#### Text provided:

=-=-=

This post will be continually updated as I update the story. And feel free at any time to offer suggestions or ideas. The books of Mosiah and Alma actually lend themselves well to nine “seasons” of story. Picture each season as taking place across 8-10 “episodes.” It should be noted that these “seasons” and their story boundaries are likely to shift and re-balance as “episodes” are written and various parts of the stories are refined. So everything here is fluid. Furthermore, lots and lots of details and B-plots are left out of these summaries.
I also plan to add a lot. I want to flesh out the stories of the women in the lives of these characters. And I want them to have stories of their own. I don’t want their stories relegated to B-plots. And so by planning the project in this serialized fashion, if gives the story a little room to breath, to add in some of these additional stories along the way.

=-=-=

#### Material:
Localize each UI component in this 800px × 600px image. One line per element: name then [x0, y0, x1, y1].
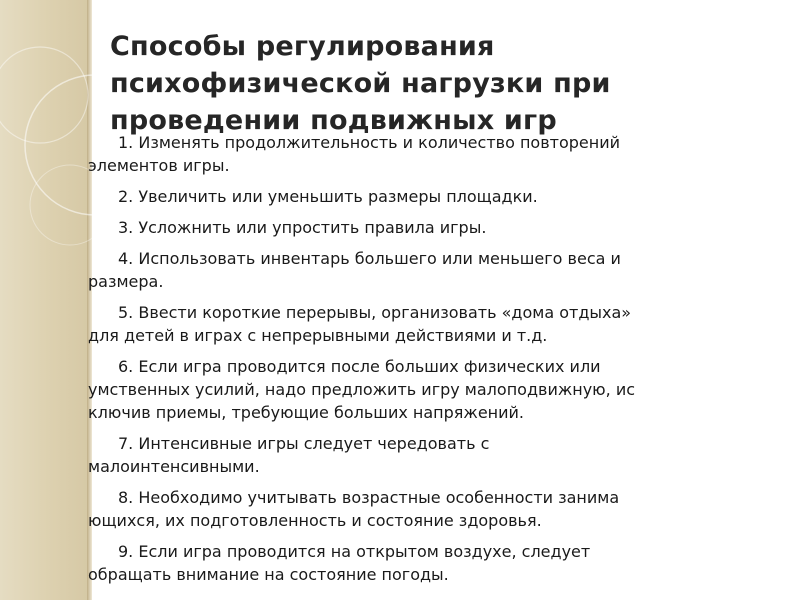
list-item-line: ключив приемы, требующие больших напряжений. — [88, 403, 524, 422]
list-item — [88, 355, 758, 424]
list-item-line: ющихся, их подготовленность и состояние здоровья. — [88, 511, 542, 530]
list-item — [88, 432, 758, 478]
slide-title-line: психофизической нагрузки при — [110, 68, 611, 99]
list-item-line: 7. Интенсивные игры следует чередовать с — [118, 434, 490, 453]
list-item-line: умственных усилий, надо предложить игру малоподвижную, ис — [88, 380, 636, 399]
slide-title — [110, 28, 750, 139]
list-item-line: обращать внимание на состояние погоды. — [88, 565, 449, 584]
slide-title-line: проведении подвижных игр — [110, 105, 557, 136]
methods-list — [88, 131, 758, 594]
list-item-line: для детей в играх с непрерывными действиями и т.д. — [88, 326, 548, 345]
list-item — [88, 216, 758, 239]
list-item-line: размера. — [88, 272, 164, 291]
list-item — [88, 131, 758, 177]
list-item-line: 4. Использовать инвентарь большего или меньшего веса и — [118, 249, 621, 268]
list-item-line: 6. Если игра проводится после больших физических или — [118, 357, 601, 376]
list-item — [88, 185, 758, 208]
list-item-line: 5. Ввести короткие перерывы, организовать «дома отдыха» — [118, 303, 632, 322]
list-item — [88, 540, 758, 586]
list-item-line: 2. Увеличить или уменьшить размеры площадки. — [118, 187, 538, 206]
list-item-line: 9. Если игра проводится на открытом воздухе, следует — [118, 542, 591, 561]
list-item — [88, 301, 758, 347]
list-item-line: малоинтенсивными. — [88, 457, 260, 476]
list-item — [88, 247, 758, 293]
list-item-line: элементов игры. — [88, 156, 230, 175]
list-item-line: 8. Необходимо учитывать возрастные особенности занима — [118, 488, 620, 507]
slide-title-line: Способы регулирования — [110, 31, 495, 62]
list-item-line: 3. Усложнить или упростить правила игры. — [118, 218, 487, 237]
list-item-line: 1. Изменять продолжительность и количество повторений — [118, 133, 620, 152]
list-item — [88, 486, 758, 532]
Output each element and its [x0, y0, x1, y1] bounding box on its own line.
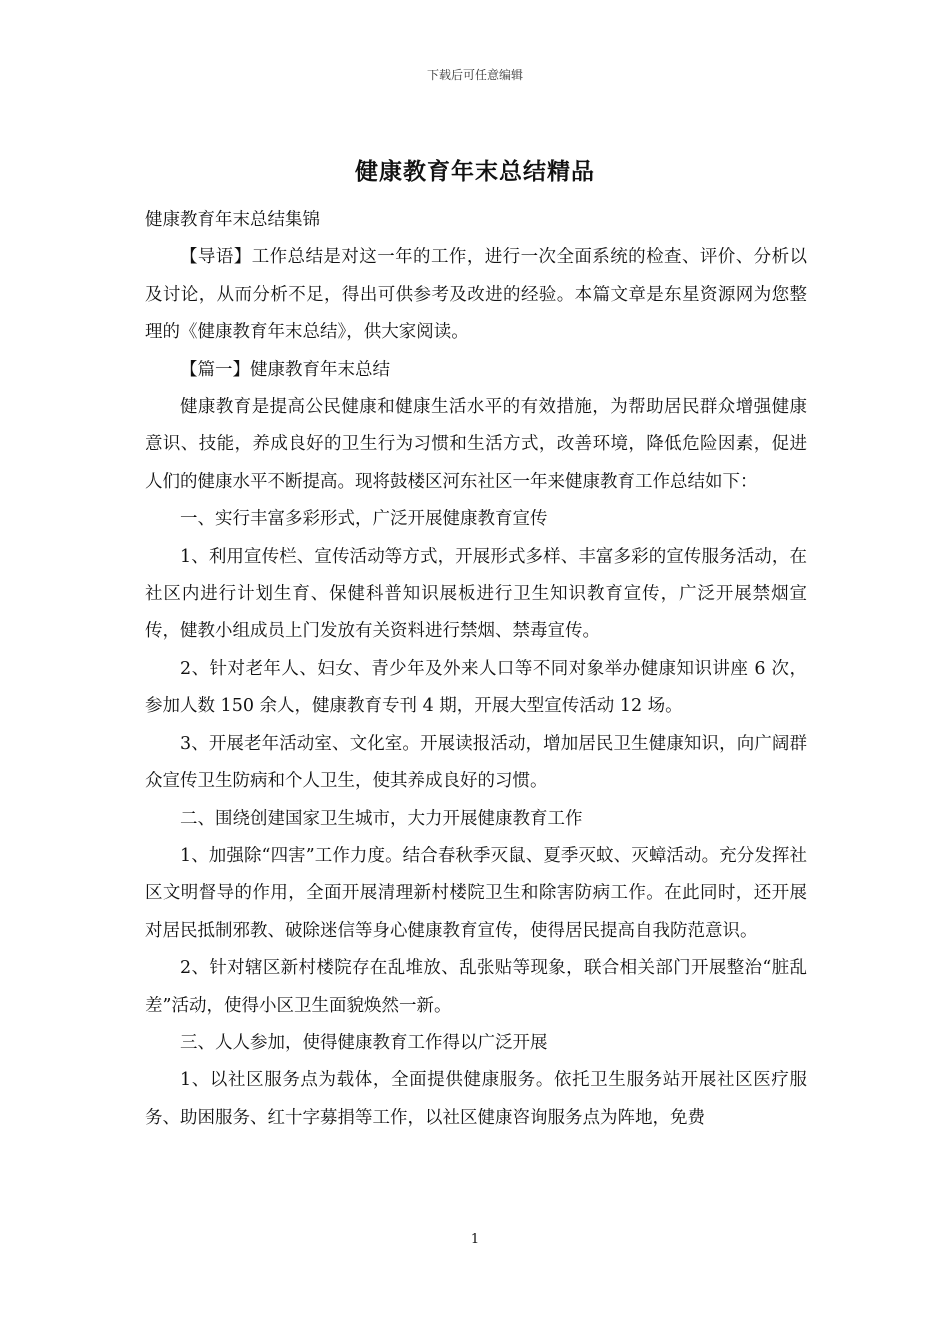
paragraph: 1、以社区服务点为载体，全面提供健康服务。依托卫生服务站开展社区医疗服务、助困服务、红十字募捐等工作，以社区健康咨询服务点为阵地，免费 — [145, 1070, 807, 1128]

=-=-=

#### Problem set:
1. Please copy everything in the story-planning post from "This post will" down to "of these summaries.", swapping "fluid" for "flexible".
2. Continue the story-planning post from its last sentence.
The entries are separate from the story-planning post.

#### Written responses:
1.
This post will be continually updated as I update the story. And feel free at any time to offer suggestions or ideas. The books of Mosiah and Alma actually lend themselves well to nine “seasons” of story. Picture each season as taking place across 8-10 “episodes.” It should be noted that these “seasons” and their story boundaries are likely to shift and re-balance as “episodes” are written and various parts of the stories are refined. So everything here is flexible. Furthermore, lots and lots of details and B-plots are left out of these summaries.

2.
The only aspect of the text I intend to directly contradict is timeline. The story above takes place over merely a decade, whereas the story in the Book of Mormon takes place over a period considerably longer. To make this work, for example, in Season 1, I’m picturing Helaman as 10-15, his dad (Alma2) as 35-40, and his grandfather (Alma1) as 55-60. So while Helaman isn’t a main character in Season 1, he’s certainly around and involved. So he’d be 20-25 when he takes charge of the stripling warriors and fights alongside Moroni (who is himself around that age).
Also, I intend to ensure that characters rarely just come out of nowhere. Just because Gid isn’t mentioned until midway through Season 9 doesn’t mean he hasn’t been around for a season or two already, at least as a background character. Further, just because characters aren’t mentioned anymore doesn’t mean we don’t see them. Ammon is still around Season 9, living among the people of Ammon, having finally settled down and started a family.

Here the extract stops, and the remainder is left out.